What to work on: Here is a listing; work out how many of its lines contain the word "JSON", and state only that number.

★ ★ ★ ★ ★

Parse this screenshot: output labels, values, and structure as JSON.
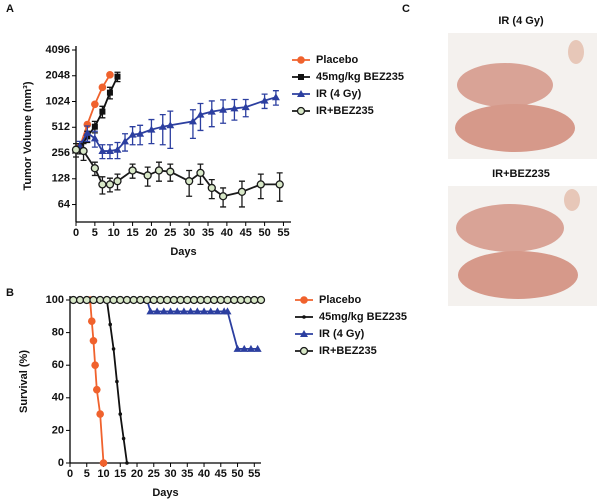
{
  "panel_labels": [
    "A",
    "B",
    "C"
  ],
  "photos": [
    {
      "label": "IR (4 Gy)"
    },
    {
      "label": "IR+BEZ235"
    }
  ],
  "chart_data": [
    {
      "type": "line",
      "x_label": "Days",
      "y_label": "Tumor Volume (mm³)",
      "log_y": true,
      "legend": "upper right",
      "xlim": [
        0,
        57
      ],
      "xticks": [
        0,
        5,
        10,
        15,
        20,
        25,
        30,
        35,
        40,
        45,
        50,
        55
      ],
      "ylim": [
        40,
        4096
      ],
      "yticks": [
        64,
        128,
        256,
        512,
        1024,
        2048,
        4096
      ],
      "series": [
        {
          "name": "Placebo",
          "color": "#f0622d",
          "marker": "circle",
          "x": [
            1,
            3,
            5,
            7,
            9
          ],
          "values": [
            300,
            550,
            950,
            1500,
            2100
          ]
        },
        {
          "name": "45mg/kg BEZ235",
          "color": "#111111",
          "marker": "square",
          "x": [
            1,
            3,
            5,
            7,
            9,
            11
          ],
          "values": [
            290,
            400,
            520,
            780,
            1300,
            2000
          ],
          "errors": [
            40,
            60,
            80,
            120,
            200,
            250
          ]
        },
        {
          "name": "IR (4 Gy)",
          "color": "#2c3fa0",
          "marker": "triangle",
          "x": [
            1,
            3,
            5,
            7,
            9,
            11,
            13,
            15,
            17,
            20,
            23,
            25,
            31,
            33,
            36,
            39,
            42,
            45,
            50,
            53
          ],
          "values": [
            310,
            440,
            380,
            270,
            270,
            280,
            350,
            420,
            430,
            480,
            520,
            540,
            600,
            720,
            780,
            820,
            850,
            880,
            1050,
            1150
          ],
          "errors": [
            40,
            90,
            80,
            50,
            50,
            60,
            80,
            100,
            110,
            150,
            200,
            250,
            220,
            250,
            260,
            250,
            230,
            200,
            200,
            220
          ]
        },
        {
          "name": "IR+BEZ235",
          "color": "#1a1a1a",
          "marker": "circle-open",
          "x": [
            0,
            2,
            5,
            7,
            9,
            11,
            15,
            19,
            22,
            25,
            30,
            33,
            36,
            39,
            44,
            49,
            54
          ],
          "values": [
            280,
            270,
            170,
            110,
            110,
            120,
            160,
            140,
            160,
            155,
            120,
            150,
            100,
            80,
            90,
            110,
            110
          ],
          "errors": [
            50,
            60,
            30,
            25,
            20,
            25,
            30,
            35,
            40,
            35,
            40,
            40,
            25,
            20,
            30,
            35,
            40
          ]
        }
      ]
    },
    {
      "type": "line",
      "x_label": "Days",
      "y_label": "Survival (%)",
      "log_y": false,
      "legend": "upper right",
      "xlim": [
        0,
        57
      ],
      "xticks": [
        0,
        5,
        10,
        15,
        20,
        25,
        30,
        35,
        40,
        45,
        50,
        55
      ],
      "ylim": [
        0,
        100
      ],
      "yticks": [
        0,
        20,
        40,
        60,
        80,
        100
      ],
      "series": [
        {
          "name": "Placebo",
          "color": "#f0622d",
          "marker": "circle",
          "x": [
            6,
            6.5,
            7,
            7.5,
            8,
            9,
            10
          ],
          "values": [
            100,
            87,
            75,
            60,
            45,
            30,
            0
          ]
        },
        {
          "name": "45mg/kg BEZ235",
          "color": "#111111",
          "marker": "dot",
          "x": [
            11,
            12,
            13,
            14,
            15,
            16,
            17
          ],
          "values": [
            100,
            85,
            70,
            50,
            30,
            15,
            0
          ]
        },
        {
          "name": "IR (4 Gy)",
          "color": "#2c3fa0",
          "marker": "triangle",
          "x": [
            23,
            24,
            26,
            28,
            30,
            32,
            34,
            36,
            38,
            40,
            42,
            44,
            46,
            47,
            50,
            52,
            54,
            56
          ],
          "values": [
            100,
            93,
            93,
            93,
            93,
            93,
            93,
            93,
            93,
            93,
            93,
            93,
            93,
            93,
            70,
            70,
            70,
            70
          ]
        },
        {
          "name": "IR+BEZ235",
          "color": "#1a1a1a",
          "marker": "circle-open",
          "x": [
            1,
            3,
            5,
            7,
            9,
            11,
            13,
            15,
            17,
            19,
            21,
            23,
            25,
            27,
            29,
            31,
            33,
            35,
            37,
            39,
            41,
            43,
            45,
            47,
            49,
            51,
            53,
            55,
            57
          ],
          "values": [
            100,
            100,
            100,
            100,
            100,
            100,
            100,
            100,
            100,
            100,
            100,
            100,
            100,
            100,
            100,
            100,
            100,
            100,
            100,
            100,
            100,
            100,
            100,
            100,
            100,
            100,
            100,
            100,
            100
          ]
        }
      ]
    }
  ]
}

★ ★ ★ ★ ★

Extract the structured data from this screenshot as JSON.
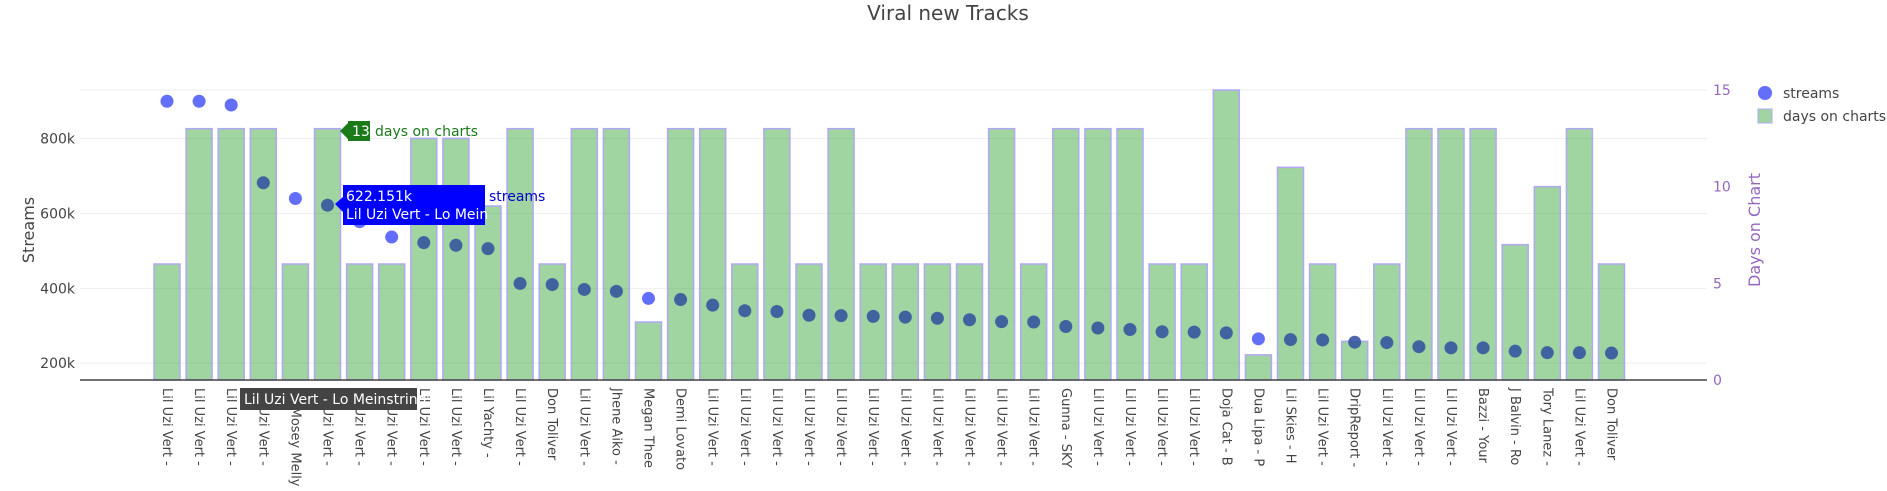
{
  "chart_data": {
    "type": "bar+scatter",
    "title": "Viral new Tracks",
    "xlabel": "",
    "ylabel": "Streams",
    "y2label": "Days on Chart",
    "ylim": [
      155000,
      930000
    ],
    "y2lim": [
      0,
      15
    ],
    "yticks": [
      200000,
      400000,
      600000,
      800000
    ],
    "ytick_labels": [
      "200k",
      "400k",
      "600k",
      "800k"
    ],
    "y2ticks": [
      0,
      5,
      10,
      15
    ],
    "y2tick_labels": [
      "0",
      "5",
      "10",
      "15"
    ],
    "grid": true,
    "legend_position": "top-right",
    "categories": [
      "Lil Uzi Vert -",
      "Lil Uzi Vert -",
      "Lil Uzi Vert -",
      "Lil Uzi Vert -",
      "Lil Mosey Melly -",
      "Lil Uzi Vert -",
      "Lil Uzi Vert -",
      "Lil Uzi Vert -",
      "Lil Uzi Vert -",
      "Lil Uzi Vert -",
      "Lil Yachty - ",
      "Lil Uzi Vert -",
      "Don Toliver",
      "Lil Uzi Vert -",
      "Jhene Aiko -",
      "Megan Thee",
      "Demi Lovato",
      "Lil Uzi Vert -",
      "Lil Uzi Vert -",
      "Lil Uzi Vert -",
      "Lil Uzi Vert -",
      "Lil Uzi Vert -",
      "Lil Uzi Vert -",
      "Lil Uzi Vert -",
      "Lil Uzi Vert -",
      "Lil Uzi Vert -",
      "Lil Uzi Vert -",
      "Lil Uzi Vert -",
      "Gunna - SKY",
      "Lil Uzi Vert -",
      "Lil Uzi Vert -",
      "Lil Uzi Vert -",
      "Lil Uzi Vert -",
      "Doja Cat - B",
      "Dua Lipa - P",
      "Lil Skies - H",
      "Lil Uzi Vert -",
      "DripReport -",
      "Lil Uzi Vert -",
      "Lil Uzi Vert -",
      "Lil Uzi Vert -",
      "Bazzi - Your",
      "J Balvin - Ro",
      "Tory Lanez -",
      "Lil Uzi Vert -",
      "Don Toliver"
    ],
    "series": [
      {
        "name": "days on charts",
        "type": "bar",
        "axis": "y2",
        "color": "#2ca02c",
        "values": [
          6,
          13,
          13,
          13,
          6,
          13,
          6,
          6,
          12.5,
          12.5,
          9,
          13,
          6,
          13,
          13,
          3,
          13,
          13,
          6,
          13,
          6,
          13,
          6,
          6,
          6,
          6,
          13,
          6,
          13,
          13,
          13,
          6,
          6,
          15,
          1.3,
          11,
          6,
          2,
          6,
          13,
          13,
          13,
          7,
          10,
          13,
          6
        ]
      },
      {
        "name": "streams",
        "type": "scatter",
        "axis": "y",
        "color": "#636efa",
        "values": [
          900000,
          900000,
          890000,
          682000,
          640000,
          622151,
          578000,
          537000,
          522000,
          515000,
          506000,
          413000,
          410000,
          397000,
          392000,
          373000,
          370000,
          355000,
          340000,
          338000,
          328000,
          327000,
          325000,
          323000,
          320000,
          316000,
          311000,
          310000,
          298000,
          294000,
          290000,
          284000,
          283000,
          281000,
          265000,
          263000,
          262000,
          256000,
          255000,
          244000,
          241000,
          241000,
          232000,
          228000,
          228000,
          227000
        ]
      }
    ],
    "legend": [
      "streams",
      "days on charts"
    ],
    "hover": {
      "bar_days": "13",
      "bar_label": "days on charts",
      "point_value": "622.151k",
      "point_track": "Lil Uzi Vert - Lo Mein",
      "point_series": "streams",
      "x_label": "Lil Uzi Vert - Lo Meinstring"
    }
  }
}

★ ★ ★ ★ ★

Answer to this task: 2